Work to complete.
Write out each line word for word. Drop pictures.
>>>
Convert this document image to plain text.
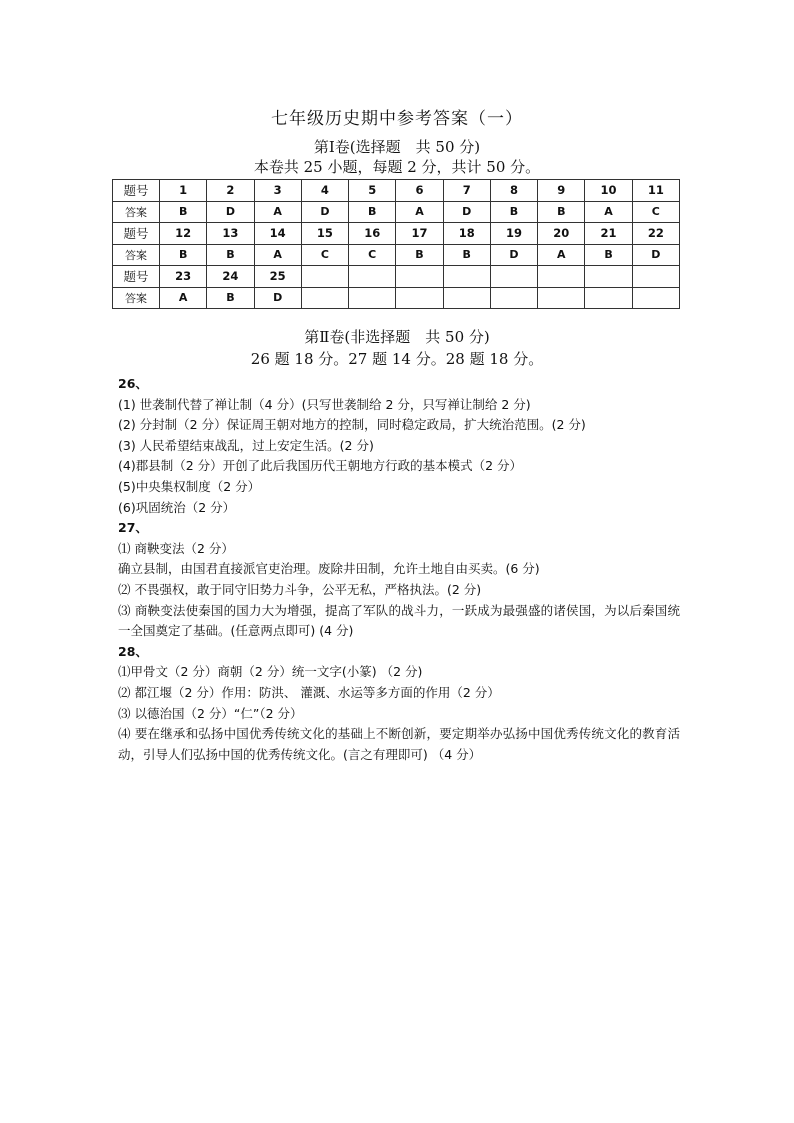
七年级历史期中参考答案（一）
第Ⅰ卷(选择题　共 50 分)
本卷共 25 小题，每题 2 分，共计 50 分。
题号	1	2	3	4	5	6	7	8	9	10	11
答案	B	D	A	D	B	A	D	B	B	A	C
题号	12	13	14	15	16	17	18	19	20	21	22
答案	B	B	A	C	C	B	B	D	A	B	D
题号	23	24	25								
答案	A	B	D								
第Ⅱ卷(非选择题　共 50 分)
26 题 18 分。27 题 14 分。28 题 18 分。
26、
(1) 世袭制代替了禅让制（4 分）(只写世袭制给 2 分，只写禅让制给 2 分)
(2) 分封制（2 分）保证周王朝对地方的控制，同时稳定政局，扩大统治范围。(2 分)
(3) 人民希望结束战乱，过上安定生活。(2 分)
(4)郡县制（2 分）开创了此后我国历代王朝地方行政的基本模式（2 分）
(5)中央集权制度（2 分）
(6)巩固统治（2 分）
27、
⑴ 商鞅变法（2 分）
确立县制，由国君直接派官吏治理。废除井田制，允许土地自由买卖。(6 分)
⑵ 不畏强权，敢于同守旧势力斗争，公平无私，严格执法。(2 分)
⑶ 商鞅变法使秦国的国力大为增强，提高了军队的战斗力，一跃成为最强盛的诸侯国，为以后秦国统一全国奠定了基础。(任意两点即可) (4 分)
28、
⑴甲骨文（2 分）商朝（2 分）统一文字(小篆) （2 分)
⑵ 都江堰（2 分）作用：防洪、 灌溉、水运等多方面的作用（2 分）
⑶ 以德治国（2 分）“仁”（2 分）
⑷ 要在继承和弘扬中国优秀传统文化的基础上不断创新，要定期举办弘扬中国优秀传统文化的教育活动，引导人们弘扬中国的优秀传统文化。(言之有理即可) （4 分）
<<<
The solution.
Convert this document image to plain text.
七年级历史期中参考答案（一）
第Ⅰ卷(选择题　共 50 分)
本卷共 25 小题，每题 2 分，共计 50 分。
题号	1	2	3	4	5	6	7	8	9	10	11
答案	B	D	A	D	B	A	D	B	B	A	C
题号	12	13	14	15	16	17	18	19	20	21	22
答案	B	B	A	C	C	B	B	D	A	B	D
题号	23	24	25								
答案	A	B	D								
第Ⅱ卷(非选择题　共 50 分)
26 题 18 分。27 题 14 分。28 题 18 分。
26、
(1) 世袭制代替了禅让制（4 分）(只写世袭制给 2 分，只写禅让制给 2 分)
(2) 分封制（2 分）保证周王朝对地方的控制，同时稳定政局，扩大统治范围。(2 分)
(3) 人民希望结束战乱，过上安定生活。(2 分)
(4)郡县制（2 分）开创了此后我国历代王朝地方行政的基本模式（2 分）
(5)中央集权制度（2 分）
(6)巩固统治（2 分）
27、
⑴ 商鞅变法（2 分）
确立县制，由国君直接派官吏治理。废除井田制，允许土地自由买卖。(6 分)
⑵ 不畏强权，敢于同守旧势力斗争，公平无私，严格执法。(2 分)
⑶ 商鞅变法使秦国的国力大为增强，提高了军队的战斗力，一跃成为最强盛的诸侯国，为以后秦国统一全国奠定了基础。(任意两点即可) (4 分)
28、
⑴甲骨文（2 分）商朝（2 分）统一文字(小篆) （2 分)
⑵ 都江堰（2 分）作用：防洪、 灌溉、水运等多方面的作用（2 分）
⑶ 以德治国（2 分）“仁”（2 分）
⑷ 要在继承和弘扬中国优秀传统文化的基础上不断创新，要定期举办弘扬中国优秀传统文化的教育活动，引导人们弘扬中国的优秀传统文化。(言之有理即可) （4 分）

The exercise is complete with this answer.